Element placement data
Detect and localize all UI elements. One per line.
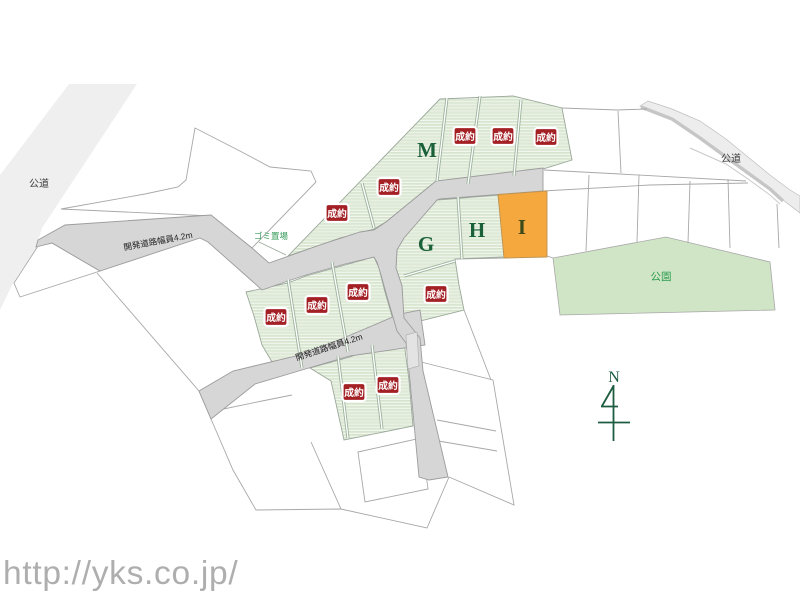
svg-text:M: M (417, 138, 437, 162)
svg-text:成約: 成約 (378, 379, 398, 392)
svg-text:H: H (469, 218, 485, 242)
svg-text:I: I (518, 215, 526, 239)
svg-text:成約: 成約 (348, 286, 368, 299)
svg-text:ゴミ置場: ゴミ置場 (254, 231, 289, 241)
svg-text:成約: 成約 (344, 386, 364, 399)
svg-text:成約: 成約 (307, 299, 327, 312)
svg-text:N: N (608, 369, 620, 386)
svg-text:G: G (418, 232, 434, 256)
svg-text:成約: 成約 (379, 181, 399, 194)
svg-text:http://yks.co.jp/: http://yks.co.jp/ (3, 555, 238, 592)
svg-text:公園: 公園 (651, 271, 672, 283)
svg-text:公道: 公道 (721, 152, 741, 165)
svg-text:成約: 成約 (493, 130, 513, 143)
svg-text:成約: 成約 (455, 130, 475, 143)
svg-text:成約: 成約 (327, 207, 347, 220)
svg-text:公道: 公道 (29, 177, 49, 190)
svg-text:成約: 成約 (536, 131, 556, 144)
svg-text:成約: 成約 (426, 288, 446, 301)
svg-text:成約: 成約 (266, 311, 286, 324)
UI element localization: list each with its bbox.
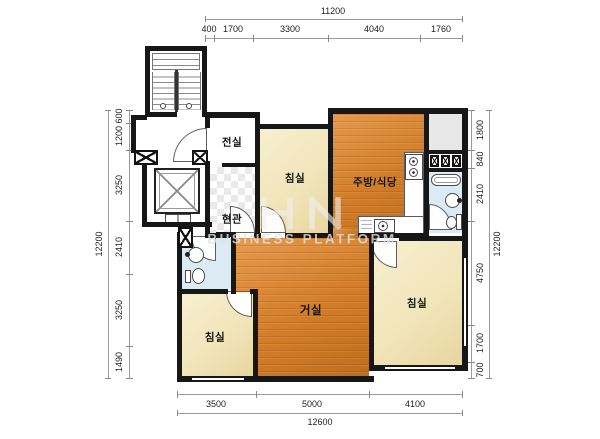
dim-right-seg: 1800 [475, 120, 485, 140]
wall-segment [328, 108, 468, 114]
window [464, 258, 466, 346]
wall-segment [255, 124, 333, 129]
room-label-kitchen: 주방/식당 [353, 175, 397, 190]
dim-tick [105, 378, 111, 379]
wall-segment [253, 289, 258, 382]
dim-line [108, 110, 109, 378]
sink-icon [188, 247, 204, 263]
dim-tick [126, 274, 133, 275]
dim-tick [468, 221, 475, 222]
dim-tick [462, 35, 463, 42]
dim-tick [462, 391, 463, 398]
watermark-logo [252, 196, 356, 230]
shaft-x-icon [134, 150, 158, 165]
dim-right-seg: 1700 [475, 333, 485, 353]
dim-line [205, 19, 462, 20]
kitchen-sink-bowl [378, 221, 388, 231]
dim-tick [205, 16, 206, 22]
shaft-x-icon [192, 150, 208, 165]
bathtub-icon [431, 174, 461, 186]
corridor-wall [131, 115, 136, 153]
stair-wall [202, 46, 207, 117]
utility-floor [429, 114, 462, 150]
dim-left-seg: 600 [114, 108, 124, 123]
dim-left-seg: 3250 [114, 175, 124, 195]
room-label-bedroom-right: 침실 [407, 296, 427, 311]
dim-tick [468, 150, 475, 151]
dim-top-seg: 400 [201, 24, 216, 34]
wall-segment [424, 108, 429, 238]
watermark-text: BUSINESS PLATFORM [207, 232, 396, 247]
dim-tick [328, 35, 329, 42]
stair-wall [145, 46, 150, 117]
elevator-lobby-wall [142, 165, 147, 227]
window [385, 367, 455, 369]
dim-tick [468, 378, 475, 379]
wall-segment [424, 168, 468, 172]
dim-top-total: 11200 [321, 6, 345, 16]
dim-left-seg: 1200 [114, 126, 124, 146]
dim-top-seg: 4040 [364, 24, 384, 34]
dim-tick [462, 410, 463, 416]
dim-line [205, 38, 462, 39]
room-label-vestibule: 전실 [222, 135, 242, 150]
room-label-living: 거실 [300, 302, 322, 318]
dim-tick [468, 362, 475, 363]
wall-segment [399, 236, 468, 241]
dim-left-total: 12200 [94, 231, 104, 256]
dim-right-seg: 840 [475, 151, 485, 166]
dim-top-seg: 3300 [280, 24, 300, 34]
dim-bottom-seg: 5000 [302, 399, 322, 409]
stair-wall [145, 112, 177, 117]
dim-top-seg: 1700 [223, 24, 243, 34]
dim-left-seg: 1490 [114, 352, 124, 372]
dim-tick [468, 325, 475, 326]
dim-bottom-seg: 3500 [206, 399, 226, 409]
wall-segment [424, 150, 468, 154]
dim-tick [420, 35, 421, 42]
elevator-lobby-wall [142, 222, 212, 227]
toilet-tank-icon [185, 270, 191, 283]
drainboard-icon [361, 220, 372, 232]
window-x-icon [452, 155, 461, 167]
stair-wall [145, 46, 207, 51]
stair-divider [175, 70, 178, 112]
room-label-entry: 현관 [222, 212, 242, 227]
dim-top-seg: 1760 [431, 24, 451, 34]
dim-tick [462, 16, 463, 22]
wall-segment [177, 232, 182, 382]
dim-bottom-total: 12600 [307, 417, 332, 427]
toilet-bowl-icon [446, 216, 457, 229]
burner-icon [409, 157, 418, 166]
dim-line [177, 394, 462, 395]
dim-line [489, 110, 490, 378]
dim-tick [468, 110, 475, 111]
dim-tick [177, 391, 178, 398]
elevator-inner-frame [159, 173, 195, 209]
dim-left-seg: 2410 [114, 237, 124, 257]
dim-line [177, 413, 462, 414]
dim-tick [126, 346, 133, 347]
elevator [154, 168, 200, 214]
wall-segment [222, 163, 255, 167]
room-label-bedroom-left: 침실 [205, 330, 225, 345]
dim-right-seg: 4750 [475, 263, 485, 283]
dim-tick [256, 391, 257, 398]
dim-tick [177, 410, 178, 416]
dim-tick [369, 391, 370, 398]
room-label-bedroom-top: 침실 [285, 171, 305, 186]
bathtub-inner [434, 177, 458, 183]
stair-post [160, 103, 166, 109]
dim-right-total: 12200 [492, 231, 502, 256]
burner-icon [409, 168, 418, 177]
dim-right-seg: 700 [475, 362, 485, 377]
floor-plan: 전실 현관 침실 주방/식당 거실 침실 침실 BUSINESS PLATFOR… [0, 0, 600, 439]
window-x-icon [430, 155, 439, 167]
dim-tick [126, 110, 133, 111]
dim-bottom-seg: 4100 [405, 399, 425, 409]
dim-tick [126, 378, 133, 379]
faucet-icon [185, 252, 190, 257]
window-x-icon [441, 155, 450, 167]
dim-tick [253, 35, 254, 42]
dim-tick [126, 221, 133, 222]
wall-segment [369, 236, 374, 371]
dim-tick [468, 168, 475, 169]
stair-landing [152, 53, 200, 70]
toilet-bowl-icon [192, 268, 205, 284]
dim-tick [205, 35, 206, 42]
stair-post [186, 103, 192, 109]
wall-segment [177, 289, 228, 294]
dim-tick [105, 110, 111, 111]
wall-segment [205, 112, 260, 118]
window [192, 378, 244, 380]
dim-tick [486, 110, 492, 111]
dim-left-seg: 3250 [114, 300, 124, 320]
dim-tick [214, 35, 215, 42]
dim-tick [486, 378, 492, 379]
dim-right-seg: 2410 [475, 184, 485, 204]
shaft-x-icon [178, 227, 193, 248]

--

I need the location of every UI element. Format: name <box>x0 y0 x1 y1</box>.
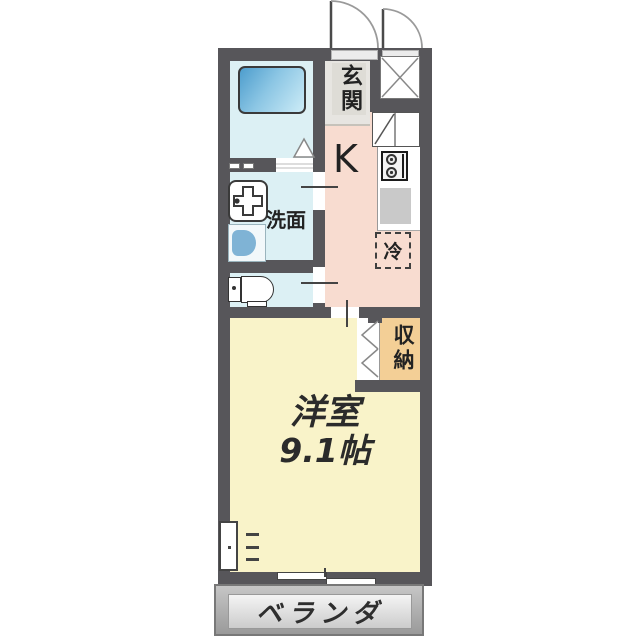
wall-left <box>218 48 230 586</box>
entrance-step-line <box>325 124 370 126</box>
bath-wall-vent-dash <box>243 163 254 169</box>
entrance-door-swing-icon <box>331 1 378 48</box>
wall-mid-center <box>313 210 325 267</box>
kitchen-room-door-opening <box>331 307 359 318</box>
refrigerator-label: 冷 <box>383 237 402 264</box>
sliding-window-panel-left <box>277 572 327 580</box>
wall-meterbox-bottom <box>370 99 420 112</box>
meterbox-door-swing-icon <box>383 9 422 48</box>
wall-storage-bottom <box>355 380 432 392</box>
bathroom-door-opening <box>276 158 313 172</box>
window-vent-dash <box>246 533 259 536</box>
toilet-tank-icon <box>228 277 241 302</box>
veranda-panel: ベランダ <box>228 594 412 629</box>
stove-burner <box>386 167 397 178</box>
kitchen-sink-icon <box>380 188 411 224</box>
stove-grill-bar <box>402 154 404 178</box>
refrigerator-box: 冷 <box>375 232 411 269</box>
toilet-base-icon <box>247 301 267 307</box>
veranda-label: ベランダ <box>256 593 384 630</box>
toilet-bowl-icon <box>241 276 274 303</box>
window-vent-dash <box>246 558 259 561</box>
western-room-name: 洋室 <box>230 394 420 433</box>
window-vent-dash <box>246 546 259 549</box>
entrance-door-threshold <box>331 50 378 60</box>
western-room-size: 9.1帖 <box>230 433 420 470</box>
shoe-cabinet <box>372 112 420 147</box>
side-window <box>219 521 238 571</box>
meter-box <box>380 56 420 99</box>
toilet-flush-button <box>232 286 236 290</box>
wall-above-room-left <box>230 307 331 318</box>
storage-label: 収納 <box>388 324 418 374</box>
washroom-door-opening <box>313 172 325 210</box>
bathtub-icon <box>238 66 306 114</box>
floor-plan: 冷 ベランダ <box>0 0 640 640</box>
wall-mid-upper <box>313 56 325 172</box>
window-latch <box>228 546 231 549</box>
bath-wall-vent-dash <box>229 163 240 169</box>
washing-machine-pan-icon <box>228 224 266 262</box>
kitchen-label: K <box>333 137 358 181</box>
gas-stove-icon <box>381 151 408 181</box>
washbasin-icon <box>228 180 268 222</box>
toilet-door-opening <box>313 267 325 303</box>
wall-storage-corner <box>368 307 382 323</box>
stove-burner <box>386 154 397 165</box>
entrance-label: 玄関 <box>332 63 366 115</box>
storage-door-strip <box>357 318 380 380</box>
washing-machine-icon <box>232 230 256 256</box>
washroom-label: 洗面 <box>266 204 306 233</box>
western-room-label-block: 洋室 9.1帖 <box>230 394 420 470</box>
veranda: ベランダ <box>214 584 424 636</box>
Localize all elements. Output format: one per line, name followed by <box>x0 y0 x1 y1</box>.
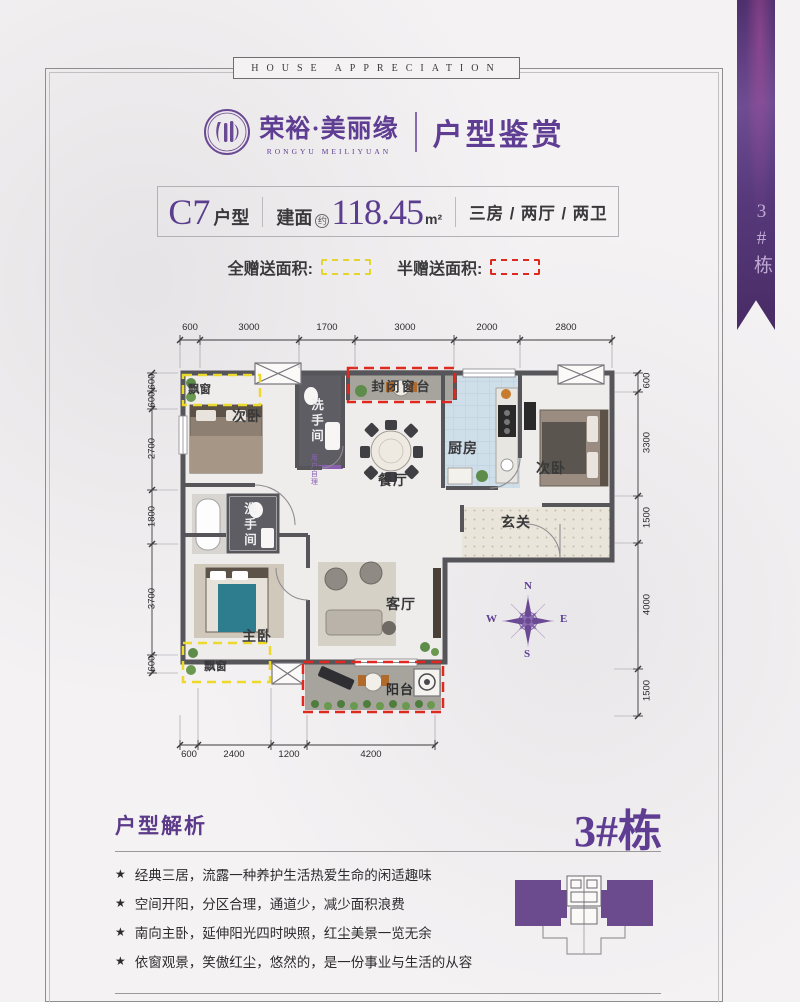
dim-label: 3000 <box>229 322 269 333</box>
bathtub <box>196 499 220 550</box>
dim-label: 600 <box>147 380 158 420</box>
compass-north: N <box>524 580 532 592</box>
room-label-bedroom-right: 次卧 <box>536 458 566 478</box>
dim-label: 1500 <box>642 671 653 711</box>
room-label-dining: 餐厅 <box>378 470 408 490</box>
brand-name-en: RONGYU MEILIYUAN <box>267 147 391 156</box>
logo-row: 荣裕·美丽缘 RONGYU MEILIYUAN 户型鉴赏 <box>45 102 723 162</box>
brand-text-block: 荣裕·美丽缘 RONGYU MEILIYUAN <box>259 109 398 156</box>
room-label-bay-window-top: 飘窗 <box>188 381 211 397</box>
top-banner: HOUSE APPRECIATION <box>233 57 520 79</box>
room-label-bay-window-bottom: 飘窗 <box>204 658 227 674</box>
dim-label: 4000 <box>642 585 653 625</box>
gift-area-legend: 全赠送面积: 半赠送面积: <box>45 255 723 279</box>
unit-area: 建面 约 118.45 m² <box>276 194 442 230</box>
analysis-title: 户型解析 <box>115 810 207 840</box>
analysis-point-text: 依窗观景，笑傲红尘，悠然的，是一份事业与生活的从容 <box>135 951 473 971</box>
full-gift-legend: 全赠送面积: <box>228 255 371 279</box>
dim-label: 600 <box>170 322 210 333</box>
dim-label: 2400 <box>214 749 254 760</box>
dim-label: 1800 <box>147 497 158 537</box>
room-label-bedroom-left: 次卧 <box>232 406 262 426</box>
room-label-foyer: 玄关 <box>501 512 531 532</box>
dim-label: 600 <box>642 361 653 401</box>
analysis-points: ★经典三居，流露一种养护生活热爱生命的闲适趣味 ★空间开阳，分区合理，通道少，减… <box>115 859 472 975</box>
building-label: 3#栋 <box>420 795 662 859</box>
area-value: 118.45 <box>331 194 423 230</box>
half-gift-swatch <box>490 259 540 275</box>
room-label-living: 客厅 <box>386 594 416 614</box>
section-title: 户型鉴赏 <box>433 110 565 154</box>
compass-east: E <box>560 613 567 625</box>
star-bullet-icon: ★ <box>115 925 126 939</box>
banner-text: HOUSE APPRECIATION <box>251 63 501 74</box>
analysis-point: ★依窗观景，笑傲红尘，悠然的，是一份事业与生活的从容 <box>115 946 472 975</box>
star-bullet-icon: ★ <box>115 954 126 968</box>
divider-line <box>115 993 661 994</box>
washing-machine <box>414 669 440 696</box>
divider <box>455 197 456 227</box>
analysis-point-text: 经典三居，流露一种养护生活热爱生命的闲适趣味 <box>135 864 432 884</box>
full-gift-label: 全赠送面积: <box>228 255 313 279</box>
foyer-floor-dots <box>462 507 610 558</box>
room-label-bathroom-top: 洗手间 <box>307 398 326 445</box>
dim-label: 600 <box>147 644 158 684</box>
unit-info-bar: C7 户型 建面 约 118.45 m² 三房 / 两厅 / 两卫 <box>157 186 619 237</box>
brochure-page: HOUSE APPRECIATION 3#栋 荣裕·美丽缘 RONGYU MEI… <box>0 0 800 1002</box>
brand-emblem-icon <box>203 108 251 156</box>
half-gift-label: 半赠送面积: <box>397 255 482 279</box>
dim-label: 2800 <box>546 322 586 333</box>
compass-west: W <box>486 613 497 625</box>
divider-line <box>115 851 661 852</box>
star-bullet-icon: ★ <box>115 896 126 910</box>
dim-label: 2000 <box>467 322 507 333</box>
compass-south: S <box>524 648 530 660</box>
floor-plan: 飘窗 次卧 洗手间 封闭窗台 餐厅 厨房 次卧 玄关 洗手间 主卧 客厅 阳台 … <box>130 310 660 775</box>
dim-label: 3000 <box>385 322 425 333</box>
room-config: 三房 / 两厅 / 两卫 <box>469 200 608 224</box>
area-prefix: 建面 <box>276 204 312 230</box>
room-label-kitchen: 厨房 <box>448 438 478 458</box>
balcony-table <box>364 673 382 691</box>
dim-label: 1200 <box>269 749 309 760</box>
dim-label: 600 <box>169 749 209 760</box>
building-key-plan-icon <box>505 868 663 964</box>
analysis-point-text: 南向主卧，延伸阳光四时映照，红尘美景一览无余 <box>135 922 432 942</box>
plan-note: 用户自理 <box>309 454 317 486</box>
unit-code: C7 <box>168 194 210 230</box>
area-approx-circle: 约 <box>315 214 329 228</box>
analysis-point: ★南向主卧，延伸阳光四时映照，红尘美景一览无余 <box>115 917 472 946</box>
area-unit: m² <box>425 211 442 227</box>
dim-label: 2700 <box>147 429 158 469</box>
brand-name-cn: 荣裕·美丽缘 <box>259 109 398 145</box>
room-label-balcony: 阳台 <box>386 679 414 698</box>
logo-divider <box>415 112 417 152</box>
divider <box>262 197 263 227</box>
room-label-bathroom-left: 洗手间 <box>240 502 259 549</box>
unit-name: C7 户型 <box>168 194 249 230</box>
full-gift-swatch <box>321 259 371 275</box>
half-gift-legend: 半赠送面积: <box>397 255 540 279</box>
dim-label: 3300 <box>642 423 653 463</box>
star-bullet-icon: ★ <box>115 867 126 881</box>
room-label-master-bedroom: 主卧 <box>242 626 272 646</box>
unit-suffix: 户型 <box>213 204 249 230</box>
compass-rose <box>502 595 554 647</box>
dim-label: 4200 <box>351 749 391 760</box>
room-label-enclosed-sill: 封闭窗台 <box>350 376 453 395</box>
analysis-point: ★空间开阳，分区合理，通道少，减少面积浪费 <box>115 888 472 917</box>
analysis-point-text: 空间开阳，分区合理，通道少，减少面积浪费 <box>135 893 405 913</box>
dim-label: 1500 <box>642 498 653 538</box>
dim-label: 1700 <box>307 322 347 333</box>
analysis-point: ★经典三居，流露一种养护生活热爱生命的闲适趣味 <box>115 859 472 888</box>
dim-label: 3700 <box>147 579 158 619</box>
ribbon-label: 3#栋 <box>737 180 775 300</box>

To be done: Locate each line in the items above that includes the string "post", and copy those lines out.

Result of this task:
stair-post [160, 103, 166, 109]
stair-post [186, 103, 192, 109]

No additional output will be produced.